Copy out the records precisely, omitting pictures.

** Start **

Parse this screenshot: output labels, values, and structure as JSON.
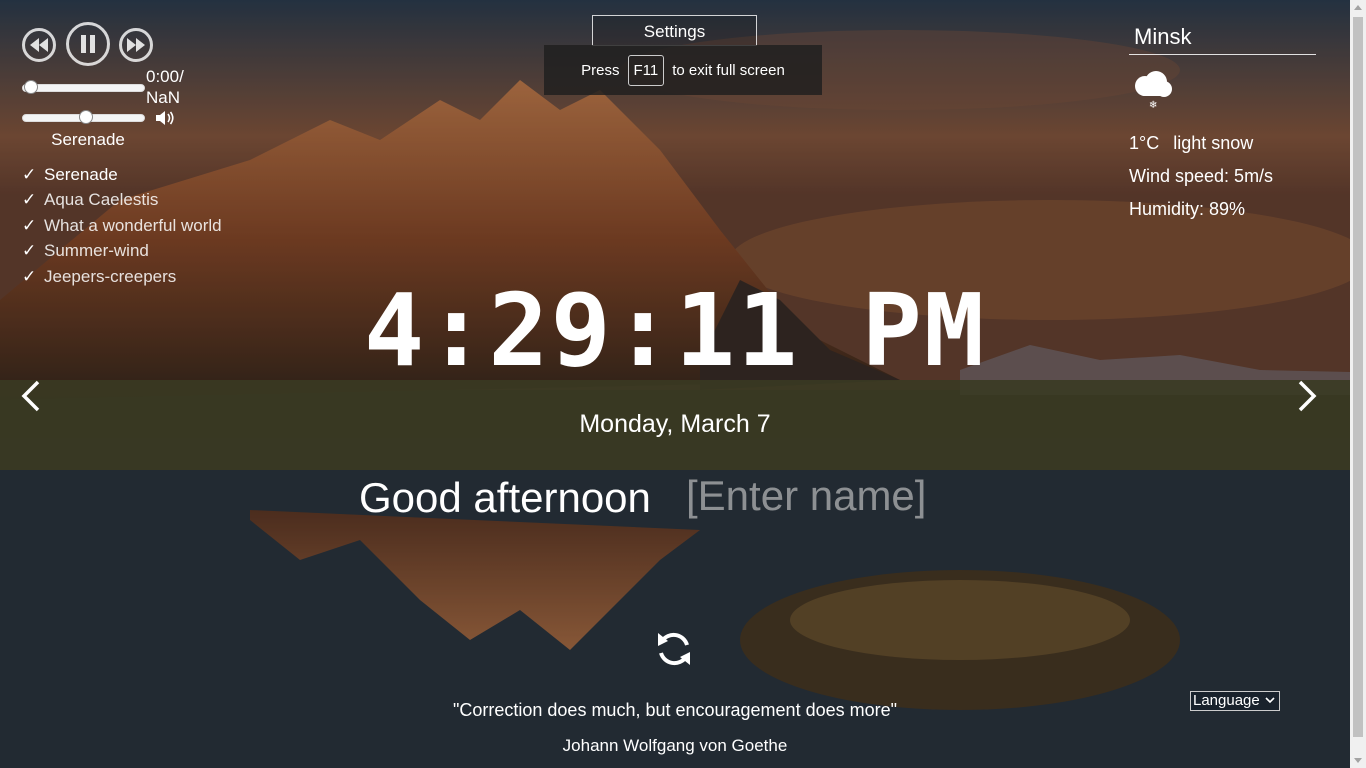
{
  "player": {
    "time_text": "0:00/",
    "duration_text": "NaN",
    "progress": 0,
    "volume": 0.5,
    "current_track": "Serenade",
    "playlist": [
      "Serenade",
      "Aqua Caelestis",
      "What a wonderful world",
      "Summer-wind",
      "Jeepers-creepers"
    ],
    "check_mark": "✓"
  },
  "settings": {
    "label": "Settings"
  },
  "fullscreen_notice": {
    "prefix": "Press",
    "key": "F11",
    "suffix": "to exit full screen"
  },
  "weather": {
    "city": "Minsk",
    "icon": "light-snow-icon",
    "temperature": "1°C",
    "description": "light snow",
    "wind": "Wind speed: 5m/s",
    "humidity": "Humidity: 89%"
  },
  "clock": {
    "time": "4:29:11 PM",
    "date": "Monday, March 7"
  },
  "greeting": {
    "text": "Good afternoon",
    "name_placeholder": "[Enter name]"
  },
  "quote": {
    "text": "\"Correction does much, but encouragement does more\"",
    "author": "Johann Wolfgang von Goethe"
  },
  "language": {
    "label": "Language"
  },
  "colors": {
    "text": "#ffffff",
    "scrollbar": "#f0f0f0"
  }
}
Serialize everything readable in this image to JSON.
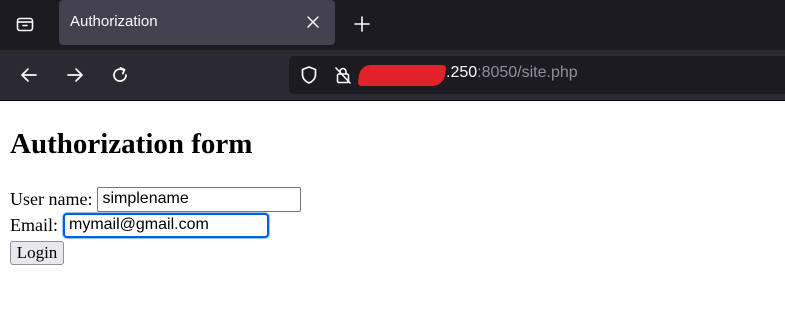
{
  "browser": {
    "tab": {
      "title": "Authorization"
    },
    "address_bar": {
      "host_suffix": ".250",
      "port_and_path": ":8050/site.php"
    },
    "icons": {
      "tab_overview": "tab-overview-icon",
      "tab_close": "close-icon",
      "new_tab": "plus-icon",
      "back": "back-arrow-icon",
      "forward": "forward-arrow-icon",
      "reload": "reload-icon",
      "tracking_protection": "shield-icon",
      "insecure_connection": "lock-crossed-icon"
    },
    "colors": {
      "tabbar_bg": "#1c1b22",
      "active_tab_bg": "#42414d",
      "navbar_bg": "#2b2a33",
      "redaction": "#e0232a"
    }
  },
  "page": {
    "title": "Authorization form",
    "form": {
      "username_label": "User name:",
      "username_value": "simplename",
      "email_label": "Email:",
      "email_value": "mymail@gmail.com",
      "submit_label": "Login"
    },
    "colors": {
      "focus_ring": "#0060df"
    }
  }
}
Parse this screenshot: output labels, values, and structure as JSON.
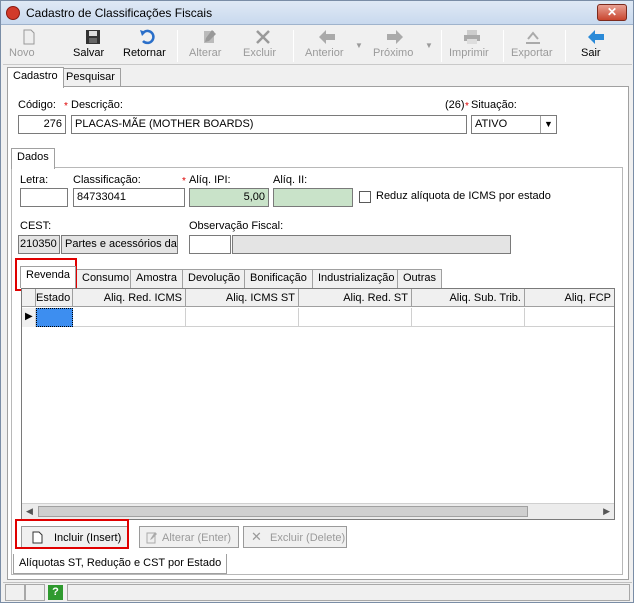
{
  "window": {
    "title": "Cadastro de Classificações Fiscais",
    "close_glyph": "✕"
  },
  "toolbar": {
    "novo": "Novo",
    "salvar": "Salvar",
    "retornar": "Retornar",
    "alterar": "Alterar",
    "excluir": "Excluir",
    "anterior": "Anterior",
    "proximo": "Próximo",
    "imprimir": "Imprimir",
    "exportar": "Exportar",
    "sair": "Sair"
  },
  "main_tabs": {
    "cadastro": "Cadastro",
    "pesquisar": "Pesquisar"
  },
  "form": {
    "codigo_label": "Código:",
    "codigo_value": "276",
    "descricao_label": "Descrição:",
    "descricao_value": "PLACAS-MÃE (MOTHER BOARDS)",
    "desc_count": "(26)",
    "situacao_label": "Situação:",
    "situacao_value": "ATIVO"
  },
  "dados_tab": "Dados",
  "dados": {
    "letra_label": "Letra:",
    "letra_value": "",
    "classificacao_label": "Classificação:",
    "classificacao_value": "84733041",
    "aliq_ipi_label": "Alíq. IPI:",
    "aliq_ipi_value": "5,00",
    "aliq_ii_label": "Alíq. II:",
    "aliq_ii_value": "",
    "reduz_label": "Reduz alíquota de ICMS por estado",
    "cest_label": "CEST:",
    "cest_code": "210350",
    "cest_desc": "Partes e acessórios das",
    "obs_label": "Observação Fiscal:",
    "obs_code": "",
    "obs_desc": ""
  },
  "sub_tabs": [
    "Revenda",
    "Consumo",
    "Amostra",
    "Devolução",
    "Bonificação",
    "Industrialização",
    "Outras"
  ],
  "grid": {
    "columns": [
      "Estado",
      "Aliq. Red. ICMS",
      "Aliq. ICMS ST",
      "Aliq. Red. ST",
      "Aliq. Sub. Trib.",
      "Aliq. FCP"
    ]
  },
  "buttons": {
    "incluir": "Incluir (Insert)",
    "alterar": "Alterar (Enter)",
    "excluir": "Excluir (Delete)"
  },
  "bottom_tab": "Alíquotas ST, Redução e CST por Estado",
  "status": {
    "help": "?"
  },
  "colors": {
    "highlight": "#e00000",
    "green_field": "#c9e3c9",
    "selected_cell": "#3d8ef0"
  }
}
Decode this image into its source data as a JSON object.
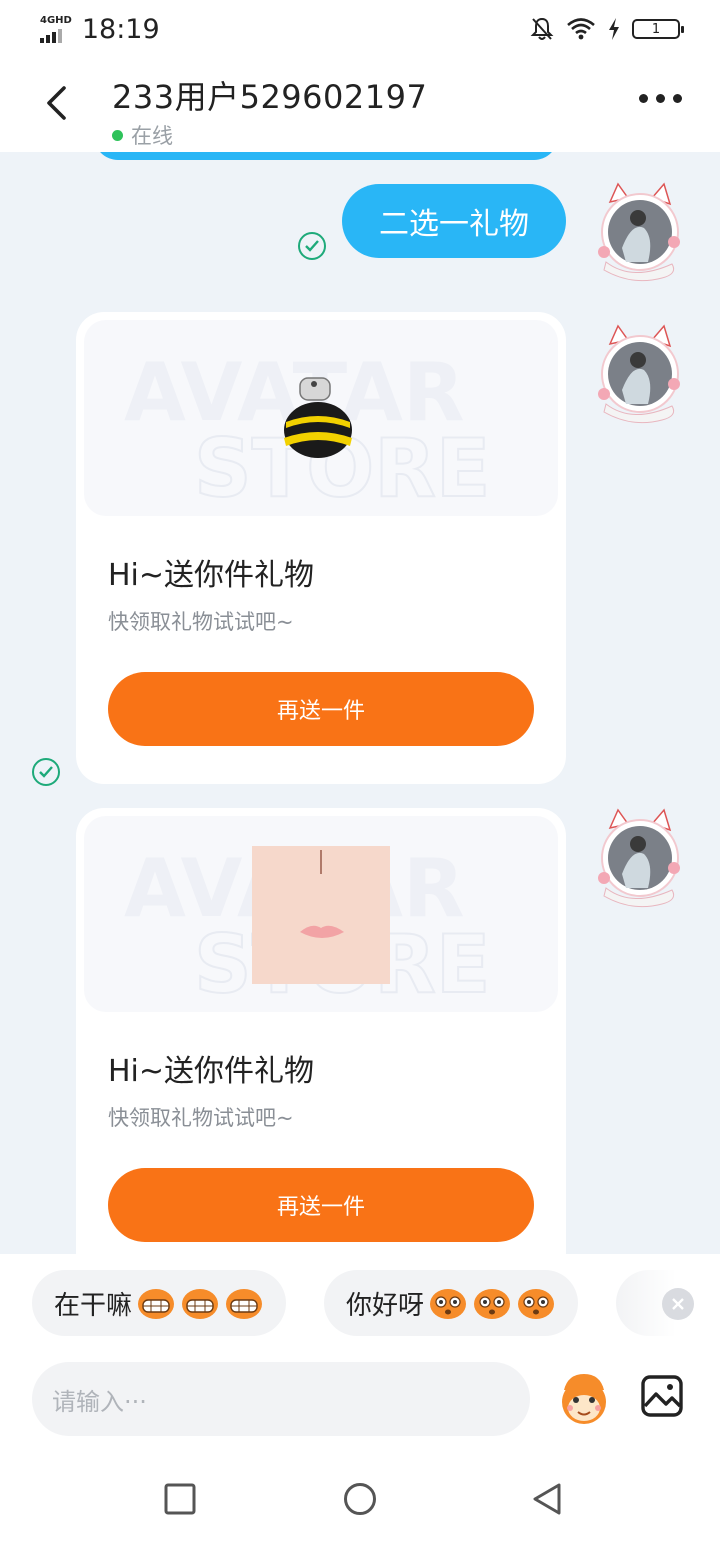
{
  "status_bar": {
    "network": "4GHD",
    "time": "18:19",
    "battery": "1"
  },
  "header": {
    "title": "233用户529602197",
    "status": "在线"
  },
  "messages": {
    "text_bubble": "二选一礼物",
    "gift_cards": [
      {
        "title": "Hi~送你件礼物",
        "subtitle": "快领取礼物试试吧~",
        "button": "再送一件"
      },
      {
        "title": "Hi~送你件礼物",
        "subtitle": "快领取礼物试试吧~",
        "button": "再送一件"
      }
    ],
    "watermark": [
      "AVATAR",
      "STORE"
    ]
  },
  "quick_replies": [
    {
      "label": "在干嘛"
    },
    {
      "label": "你好呀"
    }
  ],
  "input": {
    "placeholder": "请输入···"
  },
  "colors": {
    "accent_blue": "#29b6f6",
    "accent_orange": "#f97316",
    "online_green": "#2ec25a",
    "check_green": "#1eaa7a"
  },
  "icons": {
    "back": "chevron-left-icon",
    "more": "more-dots-icon",
    "emoji": "emoji-face-icon",
    "image": "image-icon",
    "nav_recent": "square-icon",
    "nav_home": "circle-icon",
    "nav_back": "triangle-back-icon"
  }
}
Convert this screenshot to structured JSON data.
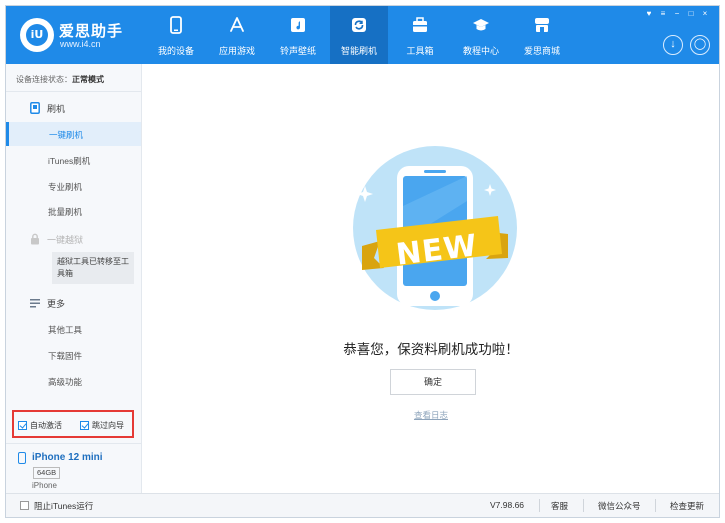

** End **

» **ANSWER FOR THE TASK**:
Parse this screenshot: output labels, values, and structure as JSON.
{
  "player": {
    "time_text": "0:00/",
    "duration_text": "NaN",
    "progress": 0,
    "volume": 0.5,
    "current_track": "Serenade",
    "playlist": [
      "Serenade",
      "Aqua Caelestis",
      "What a wonderful world",
      "Summer-wind",
      "Jeepers-creepers"
    ],
    "check_mark": "✓"
  },
  "settings": {
    "label": "Settings"
  },
  "fullscreen_notice": {
    "prefix": "Press",
    "key": "F11",
    "suffix": "to exit full screen"
  },
  "weather": {
    "city": "Minsk",
    "icon": "light-snow-icon",
    "temperature": "1°C",
    "description": "light snow",
    "wind": "Wind speed: 5m/s",
    "humidity": "Humidity: 89%"
  },
  "clock": {
    "time": "4:29:11 PM",
    "date": "Monday, March 7"
  },
  "greeting": {
    "text": "Good afternoon",
    "name_placeholder": "[Enter name]"
  },
  "quote": {
    "text": "\"Correction does much, but encouragement does more\"",
    "author": "Johann Wolfgang von Goethe"
  },
  "language": {
    "label": "Language"
  },
  "colors": {
    "text": "#ffffff",
    "scrollbar": "#f0f0f0"
  }
}
Serialize everything readable in this image to JSON.
{
  "browser": {
    "tab": {
      "title": "Authorization"
    },
    "address_bar": {
      "host_suffix": ".250",
      "port_and_path": ":8050/site.php"
    },
    "icons": {
      "tab_overview": "tab-overview-icon",
      "tab_close": "close-icon",
      "new_tab": "plus-icon",
      "back": "back-arrow-icon",
      "forward": "forward-arrow-icon",
      "reload": "reload-icon",
      "tracking_protection": "shield-icon",
      "insecure_connection": "lock-crossed-icon"
    },
    "colors": {
      "tabbar_bg": "#1c1b22",
      "active_tab_bg": "#42414d",
      "navbar_bg": "#2b2a33",
      "redaction": "#e0232a"
    }
  },
  "page": {
    "title": "Authorization form",
    "form": {
      "username_label": "User name:",
      "username_value": "simplename",
      "email_label": "Email:",
      "email_value": "mymail@gmail.com",
      "submit_label": "Login"
    },
    "colors": {
      "focus_ring": "#0060df"
    }
  }
}
Parse this screenshot: output labels, values, and structure as JSON.
{
  "window": {
    "title": "Cadastro de Classificações Fiscais",
    "close_glyph": "✕"
  },
  "toolbar": {
    "novo": "Novo",
    "salvar": "Salvar",
    "retornar": "Retornar",
    "alterar": "Alterar",
    "excluir": "Excluir",
    "anterior": "Anterior",
    "proximo": "Próximo",
    "imprimir": "Imprimir",
    "exportar": "Exportar",
    "sair": "Sair"
  },
  "main_tabs": {
    "cadastro": "Cadastro",
    "pesquisar": "Pesquisar"
  },
  "form": {
    "codigo_label": "Código:",
    "codigo_value": "276",
    "descricao_label": "Descrição:",
    "descricao_value": "PLACAS-MÃE (MOTHER BOARDS)",
    "desc_count": "(26)",
    "situacao_label": "Situação:",
    "situacao_value": "ATIVO"
  },
  "dados_tab": "Dados",
  "dados": {
    "letra_label": "Letra:",
    "letra_value": "",
    "classificacao_label": "Classificação:",
    "classificacao_value": "84733041",
    "aliq_ipi_label": "Alíq. IPI:",
    "aliq_ipi_value": "5,00",
    "aliq_ii_label": "Alíq. II:",
    "aliq_ii_value": "",
    "reduz_label": "Reduz alíquota de ICMS por estado",
    "cest_label": "CEST:",
    "cest_code": "210350",
    "cest_desc": "Partes e acessórios das",
    "obs_label": "Observação Fiscal:",
    "obs_code": "",
    "obs_desc": ""
  },
  "sub_tabs": [
    "Revenda",
    "Consumo",
    "Amostra",
    "Devolução",
    "Bonificação",
    "Industrialização",
    "Outras"
  ],
  "grid": {
    "columns": [
      "Estado",
      "Aliq. Red. ICMS",
      "Aliq. ICMS ST",
      "Aliq. Red. ST",
      "Aliq. Sub. Trib.",
      "Aliq. FCP"
    ]
  },
  "buttons": {
    "incluir": "Incluir (Insert)",
    "alterar": "Alterar (Enter)",
    "excluir": "Excluir (Delete)"
  },
  "bottom_tab": "Alíquotas ST, Redução e CST por Estado",
  "status": {
    "help": "?"
  },
  "colors": {
    "highlight": "#e00000",
    "green_field": "#c9e3c9",
    "selected_cell": "#3d8ef0"
  }
}
Decode this image into its source data as a JSON object.
{
  "status_bar": {
    "network": "4GHD",
    "time": "18:19",
    "battery": "1"
  },
  "header": {
    "title": "233用户529602197",
    "status": "在线"
  },
  "messages": {
    "text_bubble": "二选一礼物",
    "gift_cards": [
      {
        "title": "Hi~送你件礼物",
        "subtitle": "快领取礼物试试吧~",
        "button": "再送一件"
      },
      {
        "title": "Hi~送你件礼物",
        "subtitle": "快领取礼物试试吧~",
        "button": "再送一件"
      }
    ],
    "watermark": [
      "AVATAR",
      "STORE"
    ]
  },
  "quick_replies": [
    {
      "label": "在干嘛"
    },
    {
      "label": "你好呀"
    }
  ],
  "input": {
    "placeholder": "请输入···"
  },
  "colors": {
    "accent_blue": "#29b6f6",
    "accent_orange": "#f97316",
    "online_green": "#2ec25a",
    "check_green": "#1eaa7a"
  },
  "icons": {
    "back": "chevron-left-icon",
    "more": "more-dots-icon",
    "emoji": "emoji-face-icon",
    "image": "image-icon",
    "nav_recent": "square-icon",
    "nav_home": "circle-icon",
    "nav_back": "triangle-back-icon"
  }
}
Convert this screenshot to structured JSON data.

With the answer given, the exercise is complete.